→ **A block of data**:
== == ==

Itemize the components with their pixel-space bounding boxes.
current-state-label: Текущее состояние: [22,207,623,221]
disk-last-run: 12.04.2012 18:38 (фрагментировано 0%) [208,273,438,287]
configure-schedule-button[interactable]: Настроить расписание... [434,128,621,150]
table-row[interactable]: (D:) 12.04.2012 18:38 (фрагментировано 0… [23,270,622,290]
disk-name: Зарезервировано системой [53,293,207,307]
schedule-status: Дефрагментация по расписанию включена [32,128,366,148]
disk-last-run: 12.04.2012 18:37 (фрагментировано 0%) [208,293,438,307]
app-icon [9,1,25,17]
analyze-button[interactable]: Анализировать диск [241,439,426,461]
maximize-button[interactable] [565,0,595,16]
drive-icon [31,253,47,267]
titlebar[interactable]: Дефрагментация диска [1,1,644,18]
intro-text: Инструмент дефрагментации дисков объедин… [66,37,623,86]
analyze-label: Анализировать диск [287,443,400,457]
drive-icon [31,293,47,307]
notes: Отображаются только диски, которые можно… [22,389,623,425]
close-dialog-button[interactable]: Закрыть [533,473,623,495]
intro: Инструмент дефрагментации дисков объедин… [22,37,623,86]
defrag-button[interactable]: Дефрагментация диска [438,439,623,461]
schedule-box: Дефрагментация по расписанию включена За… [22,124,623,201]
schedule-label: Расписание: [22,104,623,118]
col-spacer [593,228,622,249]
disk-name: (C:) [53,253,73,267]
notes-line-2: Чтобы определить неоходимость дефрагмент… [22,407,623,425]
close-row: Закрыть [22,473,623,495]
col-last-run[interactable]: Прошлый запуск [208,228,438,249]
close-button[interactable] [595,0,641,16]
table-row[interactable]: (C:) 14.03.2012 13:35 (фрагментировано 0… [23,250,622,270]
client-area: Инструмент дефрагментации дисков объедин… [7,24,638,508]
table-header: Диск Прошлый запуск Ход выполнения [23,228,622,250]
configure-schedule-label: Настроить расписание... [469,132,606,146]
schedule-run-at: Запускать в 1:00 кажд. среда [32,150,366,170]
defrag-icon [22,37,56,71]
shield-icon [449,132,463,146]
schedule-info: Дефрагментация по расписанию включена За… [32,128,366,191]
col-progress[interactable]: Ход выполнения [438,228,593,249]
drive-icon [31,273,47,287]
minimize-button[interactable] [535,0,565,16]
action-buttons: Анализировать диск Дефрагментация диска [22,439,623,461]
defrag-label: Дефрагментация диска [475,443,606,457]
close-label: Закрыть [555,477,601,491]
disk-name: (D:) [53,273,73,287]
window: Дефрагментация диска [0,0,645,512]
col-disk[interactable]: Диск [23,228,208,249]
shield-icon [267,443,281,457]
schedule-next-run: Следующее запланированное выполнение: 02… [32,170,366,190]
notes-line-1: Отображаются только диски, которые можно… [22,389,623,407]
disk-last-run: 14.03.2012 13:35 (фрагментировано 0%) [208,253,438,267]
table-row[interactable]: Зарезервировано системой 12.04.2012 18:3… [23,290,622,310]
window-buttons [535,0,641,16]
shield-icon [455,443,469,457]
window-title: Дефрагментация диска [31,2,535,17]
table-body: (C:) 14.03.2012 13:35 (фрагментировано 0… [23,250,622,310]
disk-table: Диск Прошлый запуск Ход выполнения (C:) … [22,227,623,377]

== == ==

Return every line in these rows verbatim.

→ **OUTPUT OF THE TASK**:
Itemize the components with their pixel-space bounding boxes.
current-state-label: Текущее состояние: [22,207,623,221]
disk-last-run: 12.04.2012 18:38 (фрагментировано 0%) [208,273,438,287]
configure-schedule-button[interactable]: Настроить расписание... [434,128,621,150]
table-row[interactable]: (D:) 12.04.2012 18:38 (фрагментировано 0… [23,270,622,290]
disk-name: Зарезервировано системой [53,293,207,307]
schedule-status: Дефрагментация по расписанию включена [32,128,366,148]
disk-last-run: 12.04.2012 18:37 (фрагментировано 0%) [208,293,438,307]
app-icon [9,1,25,17]
analyze-button[interactable]: Анализировать диск [241,439,426,461]
maximize-button[interactable] [565,0,595,16]
drive-icon [31,253,47,267]
titlebar[interactable]: Дефрагментация диска [1,1,644,18]
intro-text: Инструмент дефрагментации дисков объедин… [66,37,623,86]
analyze-label: Анализировать диск [287,443,400,457]
drive-icon [31,293,47,307]
notes: Отображаются только диски, которые можно… [22,389,623,425]
close-dialog-button[interactable]: Закрыть [533,473,623,495]
intro: Инструмент дефрагментации дисков объедин… [22,37,623,86]
defrag-button[interactable]: Дефрагментация диска [438,439,623,461]
schedule-box: Дефрагментация по расписанию включена За… [22,124,623,201]
schedule-label: Расписание: [22,104,623,118]
col-spacer [593,228,622,249]
disk-name: (C:) [53,253,73,267]
notes-line-2: Чтобы определить неоходимость дефрагмент… [22,407,623,425]
close-row: Закрыть [22,473,623,495]
col-last-run[interactable]: Прошлый запуск [208,228,438,249]
close-button[interactable] [595,0,641,16]
table-row[interactable]: (C:) 14.03.2012 13:35 (фрагментировано 0… [23,250,622,270]
client-area: Инструмент дефрагментации дисков объедин… [7,24,638,508]
table-header: Диск Прошлый запуск Ход выполнения [23,228,622,250]
configure-schedule-label: Настроить расписание... [469,132,606,146]
schedule-run-at: Запускать в 1:00 кажд. среда [32,150,366,170]
defrag-icon [22,37,56,71]
shield-icon [449,132,463,146]
schedule-info: Дефрагментация по расписанию включена За… [32,128,366,191]
col-progress[interactable]: Ход выполнения [438,228,593,249]
drive-icon [31,273,47,287]
minimize-button[interactable] [535,0,565,16]
action-buttons: Анализировать диск Дефрагментация диска [22,439,623,461]
defrag-label: Дефрагментация диска [475,443,606,457]
close-label: Закрыть [555,477,601,491]
disk-name: (D:) [53,273,73,287]
window: Дефрагментация диска [0,0,645,512]
col-disk[interactable]: Диск [23,228,208,249]
shield-icon [267,443,281,457]
schedule-next-run: Следующее запланированное выполнение: 02… [32,170,366,190]
notes-line-1: Отображаются только диски, которые можно… [22,389,623,407]
disk-last-run: 14.03.2012 13:35 (фрагментировано 0%) [208,253,438,267]
table-row[interactable]: Зарезервировано системой 12.04.2012 18:3… [23,290,622,310]
window-buttons [535,0,641,16]
shield-icon [455,443,469,457]
window-title: Дефрагментация диска [31,2,535,17]
table-body: (C:) 14.03.2012 13:35 (фрагментировано 0… [23,250,622,310]
disk-table: Диск Прошлый запуск Ход выполнения (C:) … [22,227,623,377]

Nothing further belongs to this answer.